**EXERCISE DETAILS:** Count the lines below that contain the word "music", and reply with that number alone.

**STORED ROWS:**

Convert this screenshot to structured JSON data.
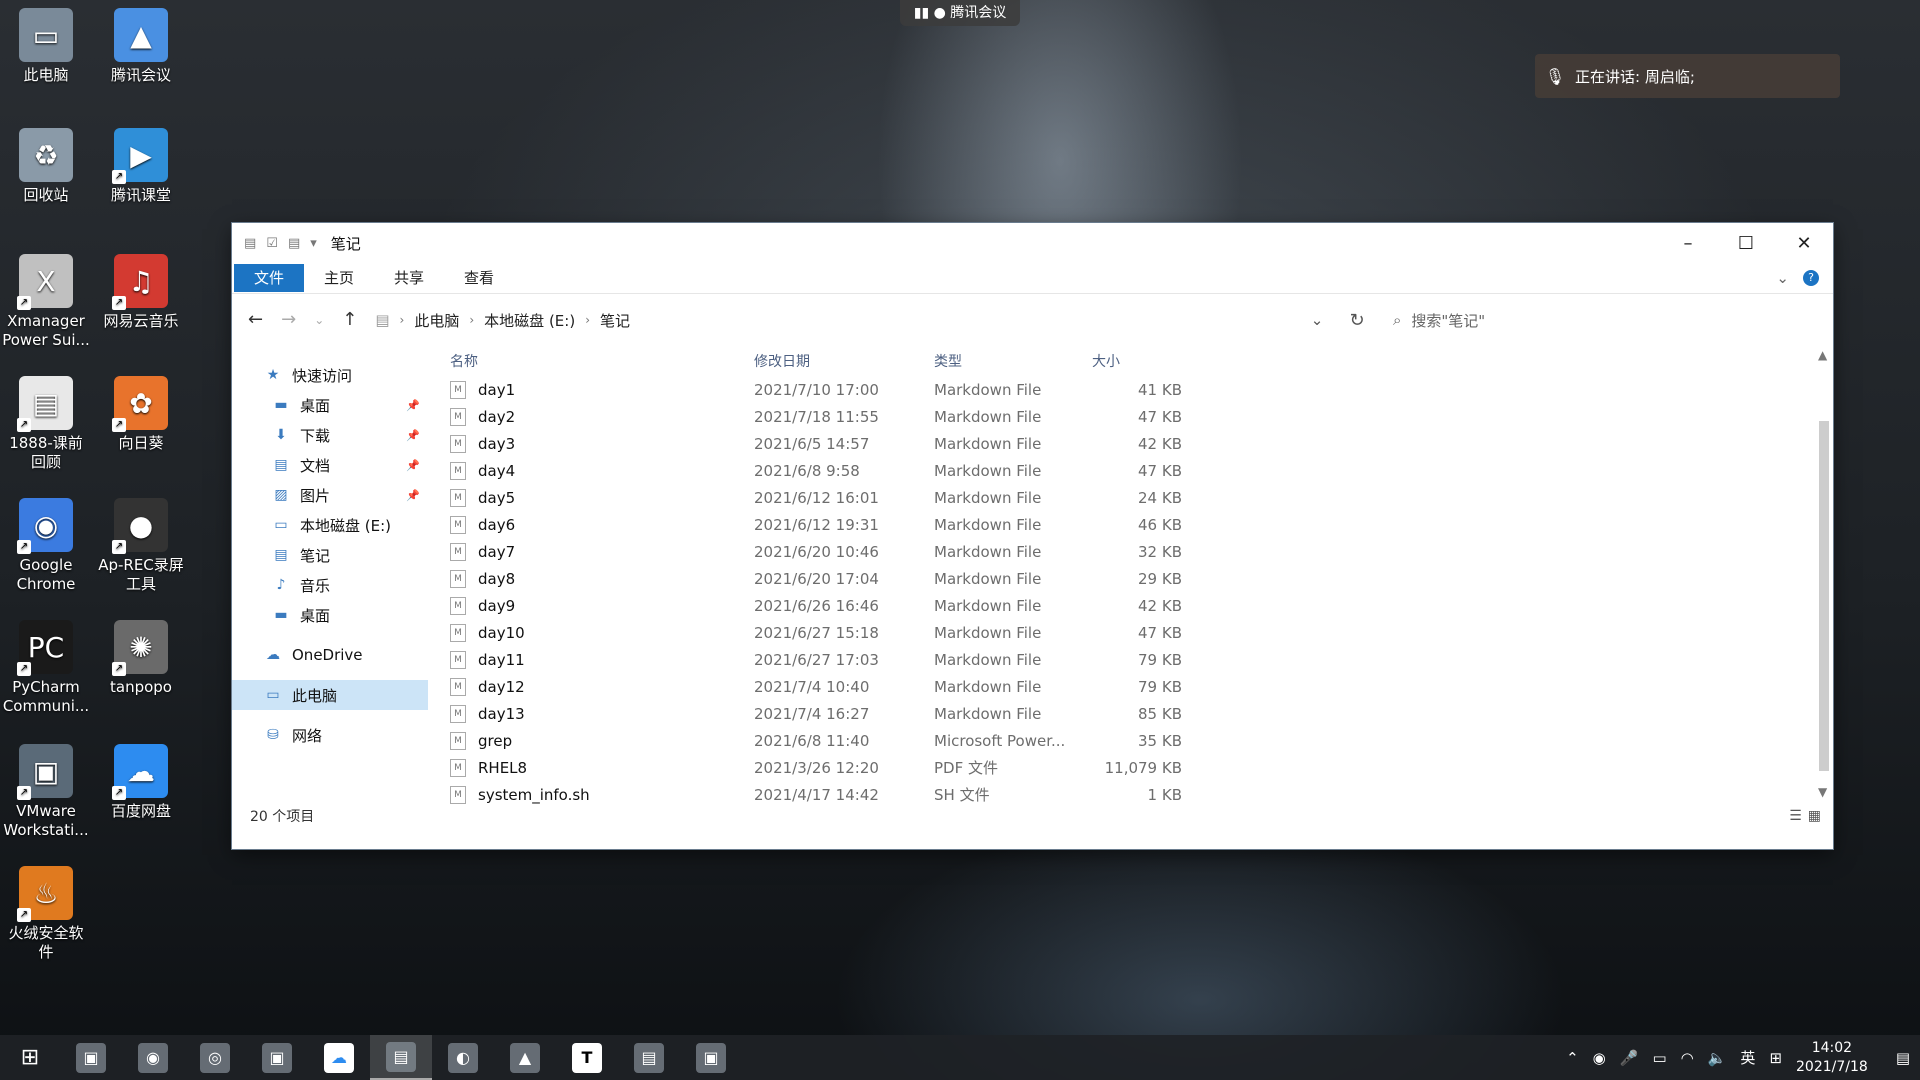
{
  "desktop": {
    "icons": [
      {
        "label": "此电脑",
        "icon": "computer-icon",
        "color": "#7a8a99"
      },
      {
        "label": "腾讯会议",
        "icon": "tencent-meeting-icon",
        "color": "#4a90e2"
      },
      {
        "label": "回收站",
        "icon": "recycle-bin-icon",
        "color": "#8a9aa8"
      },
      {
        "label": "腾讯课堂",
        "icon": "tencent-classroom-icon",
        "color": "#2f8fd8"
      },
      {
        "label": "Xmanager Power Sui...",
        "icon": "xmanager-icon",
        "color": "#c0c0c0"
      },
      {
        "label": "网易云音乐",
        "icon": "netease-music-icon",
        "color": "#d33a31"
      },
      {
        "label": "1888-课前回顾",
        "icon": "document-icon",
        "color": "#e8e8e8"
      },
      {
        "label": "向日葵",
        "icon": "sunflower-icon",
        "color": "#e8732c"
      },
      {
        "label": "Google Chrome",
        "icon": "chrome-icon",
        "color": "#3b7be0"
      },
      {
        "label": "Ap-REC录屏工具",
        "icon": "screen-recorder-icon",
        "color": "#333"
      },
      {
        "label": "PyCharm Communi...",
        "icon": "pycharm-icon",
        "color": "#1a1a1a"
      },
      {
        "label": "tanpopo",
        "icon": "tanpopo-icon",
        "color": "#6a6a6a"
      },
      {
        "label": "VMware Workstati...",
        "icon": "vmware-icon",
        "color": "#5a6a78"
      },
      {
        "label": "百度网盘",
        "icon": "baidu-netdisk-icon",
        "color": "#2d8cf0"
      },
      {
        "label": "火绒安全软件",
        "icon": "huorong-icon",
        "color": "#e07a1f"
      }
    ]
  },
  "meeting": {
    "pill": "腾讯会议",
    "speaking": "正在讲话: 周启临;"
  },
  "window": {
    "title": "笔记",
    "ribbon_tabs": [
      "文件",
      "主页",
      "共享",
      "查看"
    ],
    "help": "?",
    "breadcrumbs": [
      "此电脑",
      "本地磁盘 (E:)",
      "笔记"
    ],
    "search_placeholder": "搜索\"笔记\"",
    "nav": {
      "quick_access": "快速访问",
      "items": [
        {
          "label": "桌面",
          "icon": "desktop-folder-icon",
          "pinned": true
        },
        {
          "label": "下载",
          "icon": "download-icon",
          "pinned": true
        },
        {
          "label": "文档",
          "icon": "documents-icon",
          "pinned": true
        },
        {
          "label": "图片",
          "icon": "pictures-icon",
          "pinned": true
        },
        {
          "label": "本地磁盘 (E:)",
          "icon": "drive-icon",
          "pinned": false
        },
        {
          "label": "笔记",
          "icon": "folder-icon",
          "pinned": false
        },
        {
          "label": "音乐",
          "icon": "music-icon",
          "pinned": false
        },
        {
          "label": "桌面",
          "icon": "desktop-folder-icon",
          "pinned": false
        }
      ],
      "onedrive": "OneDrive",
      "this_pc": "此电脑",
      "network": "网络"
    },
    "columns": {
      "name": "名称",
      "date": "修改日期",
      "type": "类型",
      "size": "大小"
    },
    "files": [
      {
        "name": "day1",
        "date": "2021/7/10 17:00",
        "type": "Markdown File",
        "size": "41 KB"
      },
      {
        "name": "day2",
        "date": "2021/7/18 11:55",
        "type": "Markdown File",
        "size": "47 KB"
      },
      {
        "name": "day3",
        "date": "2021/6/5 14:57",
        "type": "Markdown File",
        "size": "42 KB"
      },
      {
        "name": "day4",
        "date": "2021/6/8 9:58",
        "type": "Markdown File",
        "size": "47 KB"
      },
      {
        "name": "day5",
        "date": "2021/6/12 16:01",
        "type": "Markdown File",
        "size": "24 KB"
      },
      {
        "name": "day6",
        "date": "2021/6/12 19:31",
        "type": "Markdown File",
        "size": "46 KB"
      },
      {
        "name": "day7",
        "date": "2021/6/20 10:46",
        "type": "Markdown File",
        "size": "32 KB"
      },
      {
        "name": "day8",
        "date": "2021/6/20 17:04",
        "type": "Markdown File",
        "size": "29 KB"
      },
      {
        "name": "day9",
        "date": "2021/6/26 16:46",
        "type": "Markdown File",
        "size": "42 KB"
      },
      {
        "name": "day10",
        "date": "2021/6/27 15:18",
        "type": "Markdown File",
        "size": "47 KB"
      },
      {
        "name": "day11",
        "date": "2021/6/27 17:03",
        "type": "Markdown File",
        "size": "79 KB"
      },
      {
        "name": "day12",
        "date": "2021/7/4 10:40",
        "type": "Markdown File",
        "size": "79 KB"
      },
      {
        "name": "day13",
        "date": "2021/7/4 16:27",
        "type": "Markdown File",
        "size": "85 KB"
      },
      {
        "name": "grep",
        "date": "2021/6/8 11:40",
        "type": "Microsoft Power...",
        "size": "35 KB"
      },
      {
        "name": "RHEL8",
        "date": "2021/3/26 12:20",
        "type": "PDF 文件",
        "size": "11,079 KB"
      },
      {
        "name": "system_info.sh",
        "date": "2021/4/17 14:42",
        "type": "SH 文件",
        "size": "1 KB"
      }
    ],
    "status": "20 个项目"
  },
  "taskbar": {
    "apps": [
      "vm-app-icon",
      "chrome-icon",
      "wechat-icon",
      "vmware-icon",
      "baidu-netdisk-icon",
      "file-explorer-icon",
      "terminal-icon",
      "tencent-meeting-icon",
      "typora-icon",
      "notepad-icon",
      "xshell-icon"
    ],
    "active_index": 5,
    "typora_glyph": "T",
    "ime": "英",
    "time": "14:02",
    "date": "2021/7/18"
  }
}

**THE REPLY:** 2